# [Directions]
Word for word, print each line of the listing below; pictures stay out.

Dataset items:
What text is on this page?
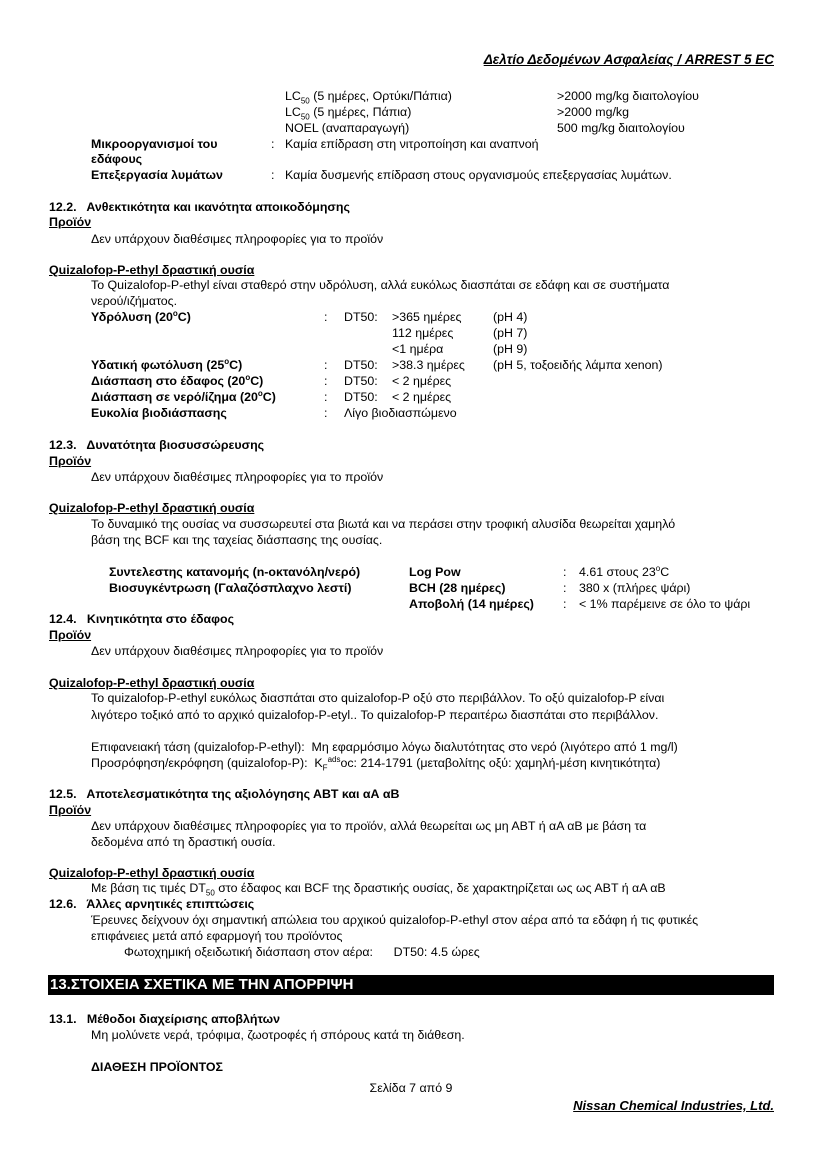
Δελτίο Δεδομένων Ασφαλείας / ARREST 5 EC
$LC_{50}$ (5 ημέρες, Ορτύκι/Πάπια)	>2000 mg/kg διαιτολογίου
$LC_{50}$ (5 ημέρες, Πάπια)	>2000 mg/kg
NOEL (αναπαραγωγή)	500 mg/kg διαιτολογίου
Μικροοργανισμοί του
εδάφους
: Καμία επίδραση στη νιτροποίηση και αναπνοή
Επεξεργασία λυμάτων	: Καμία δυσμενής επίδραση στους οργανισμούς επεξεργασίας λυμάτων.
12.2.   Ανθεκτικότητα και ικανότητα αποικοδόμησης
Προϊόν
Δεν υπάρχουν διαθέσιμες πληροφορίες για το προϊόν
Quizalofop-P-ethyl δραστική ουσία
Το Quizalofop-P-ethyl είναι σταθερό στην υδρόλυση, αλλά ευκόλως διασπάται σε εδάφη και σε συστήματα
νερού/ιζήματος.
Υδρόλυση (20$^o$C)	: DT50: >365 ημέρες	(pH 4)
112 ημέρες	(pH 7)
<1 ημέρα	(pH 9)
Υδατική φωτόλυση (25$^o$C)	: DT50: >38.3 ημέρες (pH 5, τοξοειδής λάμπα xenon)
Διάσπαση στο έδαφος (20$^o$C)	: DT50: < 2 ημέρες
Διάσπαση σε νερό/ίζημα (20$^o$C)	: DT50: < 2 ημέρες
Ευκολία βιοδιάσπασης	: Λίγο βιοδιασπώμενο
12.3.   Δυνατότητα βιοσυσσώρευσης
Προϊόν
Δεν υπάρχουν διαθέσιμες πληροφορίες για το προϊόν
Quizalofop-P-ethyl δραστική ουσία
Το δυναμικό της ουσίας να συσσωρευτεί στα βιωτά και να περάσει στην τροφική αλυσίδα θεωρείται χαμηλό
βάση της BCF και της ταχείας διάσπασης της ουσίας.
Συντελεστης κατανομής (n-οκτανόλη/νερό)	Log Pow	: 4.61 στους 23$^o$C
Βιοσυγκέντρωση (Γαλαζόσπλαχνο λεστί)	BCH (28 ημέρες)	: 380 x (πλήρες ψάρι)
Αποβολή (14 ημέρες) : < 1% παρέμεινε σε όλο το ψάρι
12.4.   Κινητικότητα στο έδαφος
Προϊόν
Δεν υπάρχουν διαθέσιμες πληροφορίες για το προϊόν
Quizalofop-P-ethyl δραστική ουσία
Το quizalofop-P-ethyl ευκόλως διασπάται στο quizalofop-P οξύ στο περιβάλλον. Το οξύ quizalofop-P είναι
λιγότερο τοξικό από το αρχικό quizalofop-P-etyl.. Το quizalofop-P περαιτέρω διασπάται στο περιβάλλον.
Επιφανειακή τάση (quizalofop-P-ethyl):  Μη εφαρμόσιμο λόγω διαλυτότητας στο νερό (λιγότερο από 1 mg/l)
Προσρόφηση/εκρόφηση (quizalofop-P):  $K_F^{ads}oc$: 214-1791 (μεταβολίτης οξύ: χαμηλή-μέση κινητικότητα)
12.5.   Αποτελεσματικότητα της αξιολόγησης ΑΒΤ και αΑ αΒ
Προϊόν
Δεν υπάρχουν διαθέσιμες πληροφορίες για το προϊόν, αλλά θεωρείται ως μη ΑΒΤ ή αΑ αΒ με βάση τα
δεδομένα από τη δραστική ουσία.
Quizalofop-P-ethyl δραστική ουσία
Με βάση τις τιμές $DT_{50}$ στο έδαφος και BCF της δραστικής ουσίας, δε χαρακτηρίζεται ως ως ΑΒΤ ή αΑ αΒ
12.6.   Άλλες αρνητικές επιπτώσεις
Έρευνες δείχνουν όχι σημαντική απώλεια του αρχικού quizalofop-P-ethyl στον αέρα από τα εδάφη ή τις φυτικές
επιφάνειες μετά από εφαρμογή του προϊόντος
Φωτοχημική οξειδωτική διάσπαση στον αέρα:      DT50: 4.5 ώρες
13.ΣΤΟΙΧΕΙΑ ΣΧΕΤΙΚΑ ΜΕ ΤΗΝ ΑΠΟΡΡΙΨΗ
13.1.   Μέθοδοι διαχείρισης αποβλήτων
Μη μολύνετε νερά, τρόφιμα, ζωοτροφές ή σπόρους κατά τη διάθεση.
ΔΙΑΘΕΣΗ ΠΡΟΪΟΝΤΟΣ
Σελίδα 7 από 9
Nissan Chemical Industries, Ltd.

# [Task solution]
What text is on this page?
Δελτίο Δεδομένων Ασφαλείας / ARREST 5 EC
$LC_{50}$ (5 ημέρες, Ορτύκι/Πάπια)	>2000 mg/kg διαιτολογίου
$LC_{50}$ (5 ημέρες, Πάπια)	>2000 mg/kg
NOEL (αναπαραγωγή)	500 mg/kg διαιτολογίου
Μικροοργανισμοί του
εδάφους
: Καμία επίδραση στη νιτροποίηση και αναπνοή
Επεξεργασία λυμάτων	: Καμία δυσμενής επίδραση στους οργανισμούς επεξεργασίας λυμάτων.
12.2.   Ανθεκτικότητα και ικανότητα αποικοδόμησης
Προϊόν
Δεν υπάρχουν διαθέσιμες πληροφορίες για το προϊόν
Quizalofop-P-ethyl δραστική ουσία
Το Quizalofop-P-ethyl είναι σταθερό στην υδρόλυση, αλλά ευκόλως διασπάται σε εδάφη και σε συστήματα
νερού/ιζήματος.
Υδρόλυση (20$^o$C)	: DT50: >365 ημέρες	(pH 4)
112 ημέρες	(pH 7)
<1 ημέρα	(pH 9)
Υδατική φωτόλυση (25$^o$C)	: DT50: >38.3 ημέρες (pH 5, τοξοειδής λάμπα xenon)
Διάσπαση στο έδαφος (20$^o$C)	: DT50: < 2 ημέρες
Διάσπαση σε νερό/ίζημα (20$^o$C)	: DT50: < 2 ημέρες
Ευκολία βιοδιάσπασης	: Λίγο βιοδιασπώμενο
12.3.   Δυνατότητα βιοσυσσώρευσης
Προϊόν
Δεν υπάρχουν διαθέσιμες πληροφορίες για το προϊόν
Quizalofop-P-ethyl δραστική ουσία
Το δυναμικό της ουσίας να συσσωρευτεί στα βιωτά και να περάσει στην τροφική αλυσίδα θεωρείται χαμηλό
βάση της BCF και της ταχείας διάσπασης της ουσίας.
Συντελεστης κατανομής (n-οκτανόλη/νερό)	Log Pow	: 4.61 στους 23$^o$C
Βιοσυγκέντρωση (Γαλαζόσπλαχνο λεστί)	BCH (28 ημέρες)	: 380 x (πλήρες ψάρι)
Αποβολή (14 ημέρες) : < 1% παρέμεινε σε όλο το ψάρι
12.4.   Κινητικότητα στο έδαφος
Προϊόν
Δεν υπάρχουν διαθέσιμες πληροφορίες για το προϊόν
Quizalofop-P-ethyl δραστική ουσία
Το quizalofop-P-ethyl ευκόλως διασπάται στο quizalofop-P οξύ στο περιβάλλον. Το οξύ quizalofop-P είναι
λιγότερο τοξικό από το αρχικό quizalofop-P-etyl.. Το quizalofop-P περαιτέρω διασπάται στο περιβάλλον.
Επιφανειακή τάση (quizalofop-P-ethyl):  Μη εφαρμόσιμο λόγω διαλυτότητας στο νερό (λιγότερο από 1 mg/l)
Προσρόφηση/εκρόφηση (quizalofop-P):  $K_F^{ads}oc$: 214-1791 (μεταβολίτης οξύ: χαμηλή-μέση κινητικότητα)
12.5.   Αποτελεσματικότητα της αξιολόγησης ΑΒΤ και αΑ αΒ
Προϊόν
Δεν υπάρχουν διαθέσιμες πληροφορίες για το προϊόν, αλλά θεωρείται ως μη ΑΒΤ ή αΑ αΒ με βάση τα
δεδομένα από τη δραστική ουσία.
Quizalofop-P-ethyl δραστική ουσία
Με βάση τις τιμές $DT_{50}$ στο έδαφος και BCF της δραστικής ουσίας, δε χαρακτηρίζεται ως ως ΑΒΤ ή αΑ αΒ
12.6.   Άλλες αρνητικές επιπτώσεις
Έρευνες δείχνουν όχι σημαντική απώλεια του αρχικού quizalofop-P-ethyl στον αέρα από τα εδάφη ή τις φυτικές
επιφάνειες μετά από εφαρμογή του προϊόντος
Φωτοχημική οξειδωτική διάσπαση στον αέρα:      DT50: 4.5 ώρες
13.ΣΤΟΙΧΕΙΑ ΣΧΕΤΙΚΑ ΜΕ ΤΗΝ ΑΠΟΡΡΙΨΗ
13.1.   Μέθοδοι διαχείρισης αποβλήτων
Μη μολύνετε νερά, τρόφιμα, ζωοτροφές ή σπόρους κατά τη διάθεση.
ΔΙΑΘΕΣΗ ΠΡΟΪΟΝΤΟΣ
Σελίδα 7 από 9
Nissan Chemical Industries, Ltd.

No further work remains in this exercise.